● AUFGABEN:
- a) Gib die Dateneinträge unverändert aus. Beginne mit ihrer ersten Zeile und höre nach der Zeile auf, die „pricing-note-line2: category 10)“ enthält.
- b) Schreib den Text über Zukunftsvisionen und Technologie im Anschluss an seinen letzten Satz weiter.

● TEXTABSCHNITT:
•••

Seit Jahrzehnten prägen negative Zukunftsvisionen aus Science-Fiction-Filmen die tatsächliche Technologieentwicklung und liefern so Vorlagen für Praxen der Diskrimierung, wie Predictive Policing und andere gefährliche Machine-Learning-Verfahren. Autorinnen der Visionary Fiction zeigen, dass das auch anders geht.
Politische Arbeit besteht meist aus vielen Kompromissen und langen Verhandlungen, echte Zukunftsvisionen kommen dabei oft zu kurz. Realpolitische Zukunftsvisionen reichen oft nur bis zur nächsten Legislaturperiode und viele junge Menschen in Deutschland haben spätestens durch die Debatten um die Klimakrise den Glauben in Politik und politische Selbstwirksamkeit verloren.
Öffentlich zugängliche Zukunftsvisionen, die nicht hinter verschlossenen Türen von Ämtern und großen Firmen entwickelt werden, sehen oft aus wie in der Serie „Black Mirror“: Einzelne globale Multis regieren die Welt, Überwachungskapitalismus, Kameras und Screens überall, jede Interaktion wird bewertet, analysiert und klassifiziert. Oft leben in diesen Darstellungen Menschen zusammen mit Maschinen, und genauso oft gibt es dadurch Konflikte, Hierarchien und Unterdrückung.
Auch unsere Vorstellungen von Technologie gestalten diese Filme oder Fiktionen. Wenn wir Daten als „das neue Öl“ bezeichnen, so die Researcherin Maya Ganesh, dann prägt dies, wie wir Daten sehen und mit ihnen arbeiten. „Solche Metaphern bestimmen, wie eine Technologie entwickelt und gebaut wird und wie sie reguliert (oder nicht reguliert) wird."

•••

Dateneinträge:
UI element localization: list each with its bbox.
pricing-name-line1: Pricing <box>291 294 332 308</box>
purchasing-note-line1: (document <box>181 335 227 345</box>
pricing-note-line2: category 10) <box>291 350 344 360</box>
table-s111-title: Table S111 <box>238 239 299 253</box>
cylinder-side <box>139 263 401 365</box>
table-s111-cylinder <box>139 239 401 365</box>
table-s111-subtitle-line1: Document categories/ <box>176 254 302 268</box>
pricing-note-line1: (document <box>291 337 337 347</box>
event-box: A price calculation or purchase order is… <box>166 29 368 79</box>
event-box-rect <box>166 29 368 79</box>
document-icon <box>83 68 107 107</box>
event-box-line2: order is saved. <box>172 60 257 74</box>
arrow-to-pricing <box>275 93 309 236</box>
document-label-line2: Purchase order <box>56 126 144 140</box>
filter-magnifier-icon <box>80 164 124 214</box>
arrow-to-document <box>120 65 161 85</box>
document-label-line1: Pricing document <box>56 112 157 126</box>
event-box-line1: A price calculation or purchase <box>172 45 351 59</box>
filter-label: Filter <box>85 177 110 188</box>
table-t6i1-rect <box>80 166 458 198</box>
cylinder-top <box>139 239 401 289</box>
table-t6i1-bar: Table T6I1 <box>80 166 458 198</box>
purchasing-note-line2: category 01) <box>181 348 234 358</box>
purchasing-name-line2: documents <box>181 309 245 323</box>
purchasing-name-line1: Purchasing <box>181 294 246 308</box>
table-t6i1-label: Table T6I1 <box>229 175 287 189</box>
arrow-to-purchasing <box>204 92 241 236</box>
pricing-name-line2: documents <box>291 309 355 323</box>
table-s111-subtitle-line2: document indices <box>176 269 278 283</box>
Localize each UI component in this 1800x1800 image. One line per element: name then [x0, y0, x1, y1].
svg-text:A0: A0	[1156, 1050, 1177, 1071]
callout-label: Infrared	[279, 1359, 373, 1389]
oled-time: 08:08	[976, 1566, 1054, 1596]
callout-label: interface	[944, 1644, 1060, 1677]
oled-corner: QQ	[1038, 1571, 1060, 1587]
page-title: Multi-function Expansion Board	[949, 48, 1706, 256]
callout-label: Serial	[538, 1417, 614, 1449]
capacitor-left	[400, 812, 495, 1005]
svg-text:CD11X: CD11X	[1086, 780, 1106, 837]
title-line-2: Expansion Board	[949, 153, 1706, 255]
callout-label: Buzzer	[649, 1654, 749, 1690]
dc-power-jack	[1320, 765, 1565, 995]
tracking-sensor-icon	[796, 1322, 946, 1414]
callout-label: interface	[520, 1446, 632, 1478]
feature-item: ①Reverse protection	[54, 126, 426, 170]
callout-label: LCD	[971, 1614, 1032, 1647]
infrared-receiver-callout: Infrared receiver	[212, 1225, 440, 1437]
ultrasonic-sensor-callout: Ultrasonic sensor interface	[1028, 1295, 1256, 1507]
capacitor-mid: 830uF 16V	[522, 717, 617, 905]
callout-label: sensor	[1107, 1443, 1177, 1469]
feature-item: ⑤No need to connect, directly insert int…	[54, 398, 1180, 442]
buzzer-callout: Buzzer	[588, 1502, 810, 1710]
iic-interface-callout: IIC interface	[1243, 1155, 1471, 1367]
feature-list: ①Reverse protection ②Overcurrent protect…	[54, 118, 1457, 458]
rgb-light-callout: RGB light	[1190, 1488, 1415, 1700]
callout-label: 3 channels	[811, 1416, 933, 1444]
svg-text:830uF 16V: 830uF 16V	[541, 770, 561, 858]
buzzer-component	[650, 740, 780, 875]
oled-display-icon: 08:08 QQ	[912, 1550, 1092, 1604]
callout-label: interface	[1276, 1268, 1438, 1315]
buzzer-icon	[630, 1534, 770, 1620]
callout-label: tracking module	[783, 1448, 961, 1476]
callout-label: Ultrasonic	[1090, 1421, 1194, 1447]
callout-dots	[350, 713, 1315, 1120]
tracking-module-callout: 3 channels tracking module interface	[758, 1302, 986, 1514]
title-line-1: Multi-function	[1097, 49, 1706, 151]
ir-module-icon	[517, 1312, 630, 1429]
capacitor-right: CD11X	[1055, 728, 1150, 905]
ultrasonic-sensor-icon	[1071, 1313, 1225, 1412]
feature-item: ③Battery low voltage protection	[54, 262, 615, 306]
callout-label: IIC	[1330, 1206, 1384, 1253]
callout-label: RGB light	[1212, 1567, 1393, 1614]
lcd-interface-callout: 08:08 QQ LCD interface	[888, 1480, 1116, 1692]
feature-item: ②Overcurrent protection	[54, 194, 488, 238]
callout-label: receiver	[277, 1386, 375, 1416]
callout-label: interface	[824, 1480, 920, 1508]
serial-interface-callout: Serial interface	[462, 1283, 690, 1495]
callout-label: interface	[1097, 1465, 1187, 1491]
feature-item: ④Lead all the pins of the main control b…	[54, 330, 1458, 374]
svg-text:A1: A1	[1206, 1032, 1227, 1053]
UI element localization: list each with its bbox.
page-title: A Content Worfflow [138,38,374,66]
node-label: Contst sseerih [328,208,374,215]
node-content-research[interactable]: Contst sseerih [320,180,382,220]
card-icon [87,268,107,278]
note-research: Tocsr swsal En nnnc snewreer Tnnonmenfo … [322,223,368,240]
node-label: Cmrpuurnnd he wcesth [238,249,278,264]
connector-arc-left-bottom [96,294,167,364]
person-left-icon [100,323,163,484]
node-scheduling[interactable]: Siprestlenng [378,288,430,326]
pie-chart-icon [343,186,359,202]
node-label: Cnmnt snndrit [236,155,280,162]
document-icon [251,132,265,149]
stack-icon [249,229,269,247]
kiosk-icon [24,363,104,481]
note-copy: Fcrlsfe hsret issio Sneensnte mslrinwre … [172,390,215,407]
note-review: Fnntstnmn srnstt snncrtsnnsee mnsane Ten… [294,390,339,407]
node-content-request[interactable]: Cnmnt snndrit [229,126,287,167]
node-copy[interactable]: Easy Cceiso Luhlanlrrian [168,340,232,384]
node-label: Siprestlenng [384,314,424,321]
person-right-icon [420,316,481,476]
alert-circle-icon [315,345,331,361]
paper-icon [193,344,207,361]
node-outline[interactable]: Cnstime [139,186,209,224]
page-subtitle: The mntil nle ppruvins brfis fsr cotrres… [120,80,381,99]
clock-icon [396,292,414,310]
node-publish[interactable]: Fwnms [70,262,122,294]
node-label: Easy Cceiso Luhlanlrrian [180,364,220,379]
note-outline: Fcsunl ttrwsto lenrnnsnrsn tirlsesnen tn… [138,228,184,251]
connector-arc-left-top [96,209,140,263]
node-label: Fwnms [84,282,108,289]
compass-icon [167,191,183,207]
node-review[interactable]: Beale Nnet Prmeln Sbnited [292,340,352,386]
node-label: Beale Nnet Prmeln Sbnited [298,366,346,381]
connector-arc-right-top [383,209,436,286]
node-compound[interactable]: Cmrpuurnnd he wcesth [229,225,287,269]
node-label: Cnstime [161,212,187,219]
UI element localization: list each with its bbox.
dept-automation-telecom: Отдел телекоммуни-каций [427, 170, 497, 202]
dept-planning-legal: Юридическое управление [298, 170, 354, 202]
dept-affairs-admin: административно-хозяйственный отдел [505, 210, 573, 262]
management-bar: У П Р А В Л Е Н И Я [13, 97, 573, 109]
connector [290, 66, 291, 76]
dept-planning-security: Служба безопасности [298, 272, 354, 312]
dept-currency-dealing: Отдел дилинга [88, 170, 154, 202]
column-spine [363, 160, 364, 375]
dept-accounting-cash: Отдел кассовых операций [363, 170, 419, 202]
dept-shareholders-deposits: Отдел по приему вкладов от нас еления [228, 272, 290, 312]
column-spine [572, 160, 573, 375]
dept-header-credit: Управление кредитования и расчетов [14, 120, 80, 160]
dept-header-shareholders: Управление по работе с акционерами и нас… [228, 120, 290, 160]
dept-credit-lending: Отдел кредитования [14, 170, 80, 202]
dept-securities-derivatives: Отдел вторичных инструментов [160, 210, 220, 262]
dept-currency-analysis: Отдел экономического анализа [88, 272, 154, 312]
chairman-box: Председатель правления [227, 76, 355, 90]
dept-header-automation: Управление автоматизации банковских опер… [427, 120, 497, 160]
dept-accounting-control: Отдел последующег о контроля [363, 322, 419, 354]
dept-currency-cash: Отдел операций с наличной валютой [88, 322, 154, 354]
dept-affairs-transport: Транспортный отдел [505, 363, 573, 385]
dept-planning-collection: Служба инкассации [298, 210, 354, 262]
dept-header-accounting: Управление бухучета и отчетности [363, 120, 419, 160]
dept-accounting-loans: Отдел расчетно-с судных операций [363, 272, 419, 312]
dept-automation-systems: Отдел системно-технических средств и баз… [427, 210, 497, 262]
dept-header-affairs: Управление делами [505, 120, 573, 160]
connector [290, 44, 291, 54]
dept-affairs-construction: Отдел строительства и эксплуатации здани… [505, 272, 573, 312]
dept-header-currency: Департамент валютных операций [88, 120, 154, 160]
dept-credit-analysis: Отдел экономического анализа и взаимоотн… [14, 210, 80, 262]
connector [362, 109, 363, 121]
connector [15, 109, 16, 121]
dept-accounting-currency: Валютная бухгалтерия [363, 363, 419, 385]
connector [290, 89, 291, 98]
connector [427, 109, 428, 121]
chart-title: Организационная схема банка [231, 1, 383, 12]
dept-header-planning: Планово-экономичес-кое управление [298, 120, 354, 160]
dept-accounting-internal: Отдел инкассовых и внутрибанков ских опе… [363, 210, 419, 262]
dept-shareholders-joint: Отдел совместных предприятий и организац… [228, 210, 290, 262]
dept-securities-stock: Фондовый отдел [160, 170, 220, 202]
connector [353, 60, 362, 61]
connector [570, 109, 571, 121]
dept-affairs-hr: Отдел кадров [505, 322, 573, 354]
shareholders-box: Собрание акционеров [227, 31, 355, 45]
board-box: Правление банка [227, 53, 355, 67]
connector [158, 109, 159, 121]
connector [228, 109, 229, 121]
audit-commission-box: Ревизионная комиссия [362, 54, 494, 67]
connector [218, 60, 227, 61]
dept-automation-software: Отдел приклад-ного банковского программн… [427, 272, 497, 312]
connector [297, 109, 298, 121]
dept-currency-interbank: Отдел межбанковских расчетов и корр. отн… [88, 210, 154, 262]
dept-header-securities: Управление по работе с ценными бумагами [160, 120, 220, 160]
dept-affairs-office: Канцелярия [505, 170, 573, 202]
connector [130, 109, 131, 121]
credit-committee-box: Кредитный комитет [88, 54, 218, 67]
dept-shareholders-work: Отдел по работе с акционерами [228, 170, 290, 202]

•••

● ERGEBNISSE:
- a)
UI element localization: list each with its bbox.
pricing-name-line1: Pricing <box>291 294 332 308</box>
purchasing-note-line1: (document <box>181 335 227 345</box>
pricing-note-line2: category 10) <box>291 350 344 360</box>

- b)
Viele Tech-Unternehmen lassen sich von Hollywoods Science-Fiction-Vorstellungen in ihrer Produktentwicklung beeinflussen. Dazu gehört nicht nur das iPad und die Smartwatch. Predictive-Policing-Systeme sind nicht mehr weit entfernt vom Filmkonzept in „Minority Report“ (nur die unersetzbaren Precogs wurden wegrationalisiert). Schon heute werden rassifizierte Menschen in den USA, UK und anderswo durch solche Systeme überproportional anlasslos überwacht und vorverurteilt. In Xinjiang werden Gesichtserkennung, Wi-Fi-Wanzen und Spionageprogramme eingesetzt, um Uigur*innen und andere Muslim*innen zu klassifizieren und in Folter- und Zwangsarbeitslagern zu inhaftieren.
Technologien sind von Neokolonialismus geprägt
Oft sind die, die die gewaltvollen Auswirkungen von neuen Technologien besonders spüren, Menschen, die in ihren Ländern marginalisiert werden und/oder im Globalen Süden leben. Pedro Oliveira und Luiza Prado fordern ihre Leser*innen im „Cheat Sheet for a Non- (or Less-) Colonialist Speculative Design“ dazu auf, sich stets zu fragen: „‘Does my dystopia happen already in other ‘invisible’ (sic) places of the World?‘ It is good to know if what would be terrible for you and your audience isn’t already reality for others.“ („'Gibt es meine Dystopie bereits an anderen 'unsichtbaren' (sic) Orten der Welt?' Gut zu wissen, ob das, was für dich und dein Publikum schrecklich wäre, für andere nicht schon Realität ist.")
Oftmals hat Kolonialismus und seine bis heute starken Auswirkungen zu diesen Zuständen beigetragen. Der Abbau und Export (Extraktivismus) von Technologie-Rohstoffen und auch von Daten, wie zum Beispiel Fotos für das Training von Gesichtserkennungssystemen, trägt neokoloniale Züge. Der Wissenschaftler Michael Kwet analysiert, wie digitale Services aus den USA auf der ganzen Welt lokale Märkte zerstören und fordert dazu auf, über Silicon Valley als imperiale Macht zu sprechen. So sollen Verkehrschaos und Staus im Globalen Süden mit teurer Smart-City-Infrastruktur für reiche Viertel gelöst werden, powered by IBM und Sisco.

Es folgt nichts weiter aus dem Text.